** Begin **

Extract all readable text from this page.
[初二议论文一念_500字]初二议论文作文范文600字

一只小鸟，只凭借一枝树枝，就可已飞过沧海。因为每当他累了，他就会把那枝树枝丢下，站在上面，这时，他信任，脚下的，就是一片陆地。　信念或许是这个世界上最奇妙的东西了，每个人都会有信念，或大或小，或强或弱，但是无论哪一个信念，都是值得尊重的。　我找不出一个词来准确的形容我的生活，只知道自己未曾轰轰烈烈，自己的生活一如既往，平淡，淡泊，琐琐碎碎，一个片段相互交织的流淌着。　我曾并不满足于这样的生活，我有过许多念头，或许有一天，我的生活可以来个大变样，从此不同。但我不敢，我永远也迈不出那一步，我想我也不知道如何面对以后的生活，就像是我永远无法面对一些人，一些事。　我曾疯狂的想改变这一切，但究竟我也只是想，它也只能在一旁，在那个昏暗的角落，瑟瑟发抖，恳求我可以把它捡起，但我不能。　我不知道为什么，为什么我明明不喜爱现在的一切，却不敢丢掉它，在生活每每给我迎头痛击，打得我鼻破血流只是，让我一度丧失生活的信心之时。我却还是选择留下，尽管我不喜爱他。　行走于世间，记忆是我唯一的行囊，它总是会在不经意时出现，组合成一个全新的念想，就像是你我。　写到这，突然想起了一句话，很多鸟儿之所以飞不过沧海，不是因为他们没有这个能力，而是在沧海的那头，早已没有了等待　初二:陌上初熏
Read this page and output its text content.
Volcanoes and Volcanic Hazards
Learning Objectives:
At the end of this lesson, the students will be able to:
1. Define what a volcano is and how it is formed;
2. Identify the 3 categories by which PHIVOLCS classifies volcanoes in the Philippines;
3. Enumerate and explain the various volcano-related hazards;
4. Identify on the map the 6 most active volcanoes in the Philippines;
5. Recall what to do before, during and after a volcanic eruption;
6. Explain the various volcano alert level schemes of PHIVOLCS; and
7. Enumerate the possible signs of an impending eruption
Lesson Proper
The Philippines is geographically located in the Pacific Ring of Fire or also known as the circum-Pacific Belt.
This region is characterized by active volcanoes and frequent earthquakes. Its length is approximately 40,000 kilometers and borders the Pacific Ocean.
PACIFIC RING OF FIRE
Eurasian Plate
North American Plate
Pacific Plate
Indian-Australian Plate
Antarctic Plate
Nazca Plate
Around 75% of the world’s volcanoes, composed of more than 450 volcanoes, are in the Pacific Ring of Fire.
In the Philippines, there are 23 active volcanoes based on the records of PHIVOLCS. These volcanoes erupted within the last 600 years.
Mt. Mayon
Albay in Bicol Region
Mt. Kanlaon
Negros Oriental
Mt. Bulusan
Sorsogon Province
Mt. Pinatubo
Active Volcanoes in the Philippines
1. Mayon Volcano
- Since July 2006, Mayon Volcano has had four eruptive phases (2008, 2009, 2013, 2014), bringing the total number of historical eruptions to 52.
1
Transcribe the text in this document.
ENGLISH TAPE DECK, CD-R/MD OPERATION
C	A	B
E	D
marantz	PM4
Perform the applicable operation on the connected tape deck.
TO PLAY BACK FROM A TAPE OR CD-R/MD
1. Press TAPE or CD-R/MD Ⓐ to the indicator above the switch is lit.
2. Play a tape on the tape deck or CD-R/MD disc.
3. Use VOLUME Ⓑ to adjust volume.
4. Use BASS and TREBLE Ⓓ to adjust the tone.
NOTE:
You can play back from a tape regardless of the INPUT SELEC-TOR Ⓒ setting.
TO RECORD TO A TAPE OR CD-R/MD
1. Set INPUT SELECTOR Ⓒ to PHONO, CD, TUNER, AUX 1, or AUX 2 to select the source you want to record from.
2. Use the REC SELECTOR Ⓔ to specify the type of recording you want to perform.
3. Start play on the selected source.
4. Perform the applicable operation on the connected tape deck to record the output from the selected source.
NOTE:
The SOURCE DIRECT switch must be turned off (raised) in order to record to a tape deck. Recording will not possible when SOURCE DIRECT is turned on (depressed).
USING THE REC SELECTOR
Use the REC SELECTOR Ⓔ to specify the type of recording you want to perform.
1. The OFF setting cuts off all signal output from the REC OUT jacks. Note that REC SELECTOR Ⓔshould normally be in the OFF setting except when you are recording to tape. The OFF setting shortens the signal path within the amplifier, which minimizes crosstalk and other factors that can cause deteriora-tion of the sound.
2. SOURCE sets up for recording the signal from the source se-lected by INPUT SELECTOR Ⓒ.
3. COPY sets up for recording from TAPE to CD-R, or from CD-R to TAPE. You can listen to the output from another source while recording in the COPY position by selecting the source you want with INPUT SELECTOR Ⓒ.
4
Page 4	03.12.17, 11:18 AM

** End **

§ Instruction: Print every record above exactly as written.

§ Task output:
Extract all readable text from this page.
[初二议论文一念_500字]初二议论文作文范文600字

一只小鸟，只凭借一枝树枝，就可已飞过沧海。因为每当他累了，他就会把那枝树枝丢下，站在上面，这时，他信任，脚下的，就是一片陆地。　信念或许是这个世界上最奇妙的东西了，每个人都会有信念，或大或小，或强或弱，但是无论哪一个信念，都是值得尊重的。　我找不出一个词来准确的形容我的生活，只知道自己未曾轰轰烈烈，自己的生活一如既往，平淡，淡泊，琐琐碎碎，一个片段相互交织的流淌着。　我曾并不满足于这样的生活，我有过许多念头，或许有一天，我的生活可以来个大变样，从此不同。但我不敢，我永远也迈不出那一步，我想我也不知道如何面对以后的生活，就像是我永远无法面对一些人，一些事。　我曾疯狂的想改变这一切，但究竟我也只是想，它也只能在一旁，在那个昏暗的角落，瑟瑟发抖，恳求我可以把它捡起，但我不能。　我不知道为什么，为什么我明明不喜爱现在的一切，却不敢丢掉它，在生活每每给我迎头痛击，打得我鼻破血流只是，让我一度丧失生活的信心之时。我却还是选择留下，尽管我不喜爱他。　行走于世间，记忆是我唯一的行囊，它总是会在不经意时出现，组合成一个全新的念想，就像是你我。　写到这，突然想起了一句话，很多鸟儿之所以飞不过沧海，不是因为他们没有这个能力，而是在沧海的那头，早已没有了等待　初二:陌上初熏
Read this page and output its text content.
Volcanoes and Volcanic Hazards
Learning Objectives:
At the end of this lesson, the students will be able to:
1. Define what a volcano is and how it is formed;
2. Identify the 3 categories by which PHIVOLCS classifies volcanoes in the Philippines;
3. Enumerate and explain the various volcano-related hazards;
4. Identify on the map the 6 most active volcanoes in the Philippines;
5. Recall what to do before, during and after a volcanic eruption;
6. Explain the various volcano alert level schemes of PHIVOLCS; and
7. Enumerate the possible signs of an impending eruption
Lesson Proper
The Philippines is geographically located in the Pacific Ring of Fire or also known as the circum-Pacific Belt.
This region is characterized by active volcanoes and frequent earthquakes. Its length is approximately 40,000 kilometers and borders the Pacific Ocean.
PACIFIC RING OF FIRE
Eurasian Plate
North American Plate
Pacific Plate
Indian-Australian Plate
Antarctic Plate
Nazca Plate
Around 75% of the world’s volcanoes, composed of more than 450 volcanoes, are in the Pacific Ring of Fire.
In the Philippines, there are 23 active volcanoes based on the records of PHIVOLCS. These volcanoes erupted within the last 600 years.
Mt. Mayon
Albay in Bicol Region
Mt. Kanlaon
Negros Oriental
Mt. Bulusan
Sorsogon Province
Mt. Pinatubo
Active Volcanoes in the Philippines
1. Mayon Volcano
- Since July 2006, Mayon Volcano has had four eruptive phases (2008, 2009, 2013, 2014), bringing the total number of historical eruptions to 52.
1
Transcribe the text in this document.
ENGLISH TAPE DECK, CD-R/MD OPERATION
C	A	B
E	D
marantz	PM4
Perform the applicable operation on the connected tape deck.
TO PLAY BACK FROM A TAPE OR CD-R/MD
1. Press TAPE or CD-R/MD Ⓐ to the indicator above the switch is lit.
2. Play a tape on the tape deck or CD-R/MD disc.
3. Use VOLUME Ⓑ to adjust volume.
4. Use BASS and TREBLE Ⓓ to adjust the tone.
NOTE:
You can play back from a tape regardless of the INPUT SELEC-TOR Ⓒ setting.
TO RECORD TO A TAPE OR CD-R/MD
1. Set INPUT SELECTOR Ⓒ to PHONO, CD, TUNER, AUX 1, or AUX 2 to select the source you want to record from.
2. Use the REC SELECTOR Ⓔ to specify the type of recording you want to perform.
3. Start play on the selected source.
4. Perform the applicable operation on the connected tape deck to record the output from the selected source.
NOTE:
The SOURCE DIRECT switch must be turned off (raised) in order to record to a tape deck. Recording will not possible when SOURCE DIRECT is turned on (depressed).
USING THE REC SELECTOR
Use the REC SELECTOR Ⓔ to specify the type of recording you want to perform.
1. The OFF setting cuts off all signal output from the REC OUT jacks. Note that REC SELECTOR Ⓔshould normally be in the OFF setting except when you are recording to tape. The OFF setting shortens the signal path within the amplifier, which minimizes crosstalk and other factors that can cause deteriora-tion of the sound.
2. SOURCE sets up for recording the signal from the source se-lected by INPUT SELECTOR Ⓒ.
3. COPY sets up for recording from TAPE to CD-R, or from CD-R to TAPE. You can listen to the output from another source while recording in the COPY position by selecting the source you want with INPUT SELECTOR Ⓒ.
4
Page 4	03.12.17, 11:18 AM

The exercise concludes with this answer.